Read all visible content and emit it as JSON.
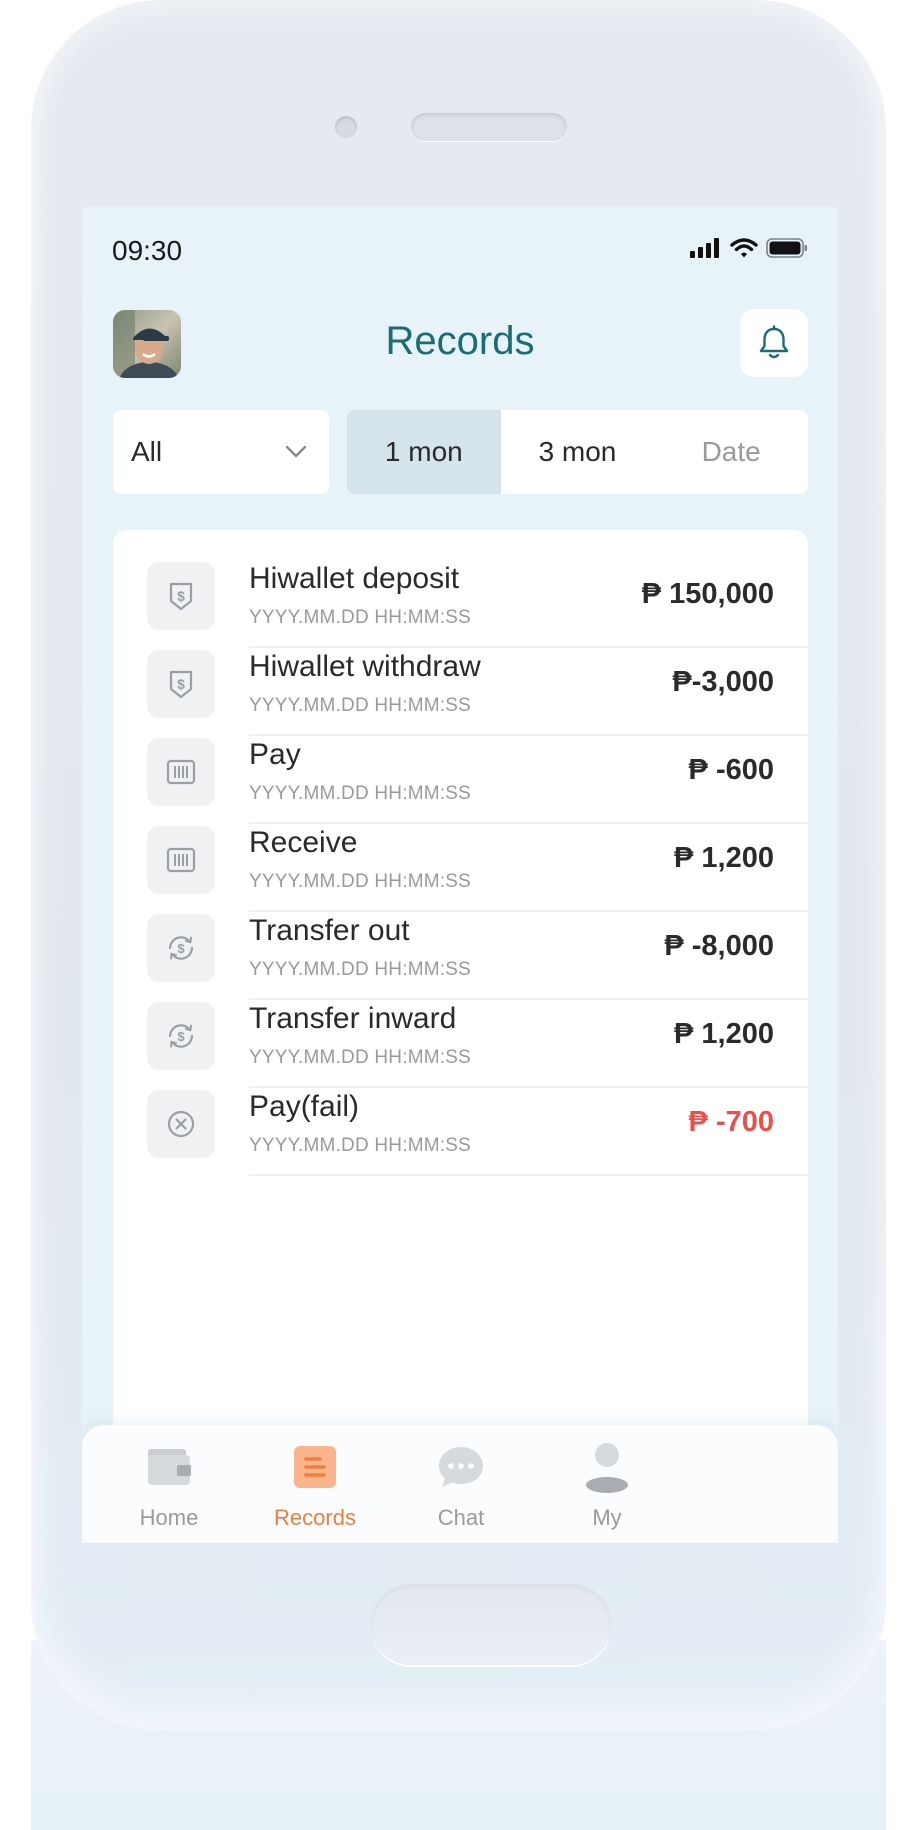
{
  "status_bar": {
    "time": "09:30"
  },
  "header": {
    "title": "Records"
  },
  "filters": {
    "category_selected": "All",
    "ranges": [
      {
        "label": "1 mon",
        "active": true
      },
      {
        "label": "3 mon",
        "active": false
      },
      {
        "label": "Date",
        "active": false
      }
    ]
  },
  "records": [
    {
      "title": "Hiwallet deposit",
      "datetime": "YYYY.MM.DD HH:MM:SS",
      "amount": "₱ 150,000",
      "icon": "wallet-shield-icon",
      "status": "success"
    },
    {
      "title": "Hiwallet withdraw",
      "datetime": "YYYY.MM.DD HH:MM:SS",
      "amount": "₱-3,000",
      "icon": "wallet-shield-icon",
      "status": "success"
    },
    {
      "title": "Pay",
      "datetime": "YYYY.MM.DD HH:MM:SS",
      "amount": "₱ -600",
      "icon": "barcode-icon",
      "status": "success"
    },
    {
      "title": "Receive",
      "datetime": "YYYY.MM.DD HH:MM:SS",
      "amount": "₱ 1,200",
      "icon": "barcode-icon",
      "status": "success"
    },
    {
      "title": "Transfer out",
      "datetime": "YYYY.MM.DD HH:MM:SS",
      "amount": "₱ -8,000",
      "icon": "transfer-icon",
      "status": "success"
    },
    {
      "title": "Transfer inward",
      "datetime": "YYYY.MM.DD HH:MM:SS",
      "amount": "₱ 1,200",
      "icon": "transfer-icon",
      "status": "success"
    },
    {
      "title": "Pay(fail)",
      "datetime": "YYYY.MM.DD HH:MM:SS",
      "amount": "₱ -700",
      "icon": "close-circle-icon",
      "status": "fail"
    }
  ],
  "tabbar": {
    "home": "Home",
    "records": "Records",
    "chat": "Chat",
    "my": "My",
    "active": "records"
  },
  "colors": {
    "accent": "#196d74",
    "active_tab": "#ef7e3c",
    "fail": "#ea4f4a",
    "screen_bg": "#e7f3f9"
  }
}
※ ※ ※
### Exercise:
Return the records exactly. Don't carry the pictures over.

### Exercise solution:
Read all visible content and emit it as JSON.
{
  "status_bar": {
    "time": "09:30"
  },
  "header": {
    "title": "Records"
  },
  "filters": {
    "category_selected": "All",
    "ranges": [
      {
        "label": "1 mon",
        "active": true
      },
      {
        "label": "3 mon",
        "active": false
      },
      {
        "label": "Date",
        "active": false
      }
    ]
  },
  "records": [
    {
      "title": "Hiwallet deposit",
      "datetime": "YYYY.MM.DD HH:MM:SS",
      "amount": "₱ 150,000",
      "icon": "wallet-shield-icon",
      "status": "success"
    },
    {
      "title": "Hiwallet withdraw",
      "datetime": "YYYY.MM.DD HH:MM:SS",
      "amount": "₱-3,000",
      "icon": "wallet-shield-icon",
      "status": "success"
    },
    {
      "title": "Pay",
      "datetime": "YYYY.MM.DD HH:MM:SS",
      "amount": "₱ -600",
      "icon": "barcode-icon",
      "status": "success"
    },
    {
      "title": "Receive",
      "datetime": "YYYY.MM.DD HH:MM:SS",
      "amount": "₱ 1,200",
      "icon": "barcode-icon",
      "status": "success"
    },
    {
      "title": "Transfer out",
      "datetime": "YYYY.MM.DD HH:MM:SS",
      "amount": "₱ -8,000",
      "icon": "transfer-icon",
      "status": "success"
    },
    {
      "title": "Transfer inward",
      "datetime": "YYYY.MM.DD HH:MM:SS",
      "amount": "₱ 1,200",
      "icon": "transfer-icon",
      "status": "success"
    },
    {
      "title": "Pay(fail)",
      "datetime": "YYYY.MM.DD HH:MM:SS",
      "amount": "₱ -700",
      "icon": "close-circle-icon",
      "status": "fail"
    }
  ],
  "tabbar": {
    "home": "Home",
    "records": "Records",
    "chat": "Chat",
    "my": "My",
    "active": "records"
  },
  "colors": {
    "accent": "#196d74",
    "active_tab": "#ef7e3c",
    "fail": "#ea4f4a",
    "screen_bg": "#e7f3f9"
  }
}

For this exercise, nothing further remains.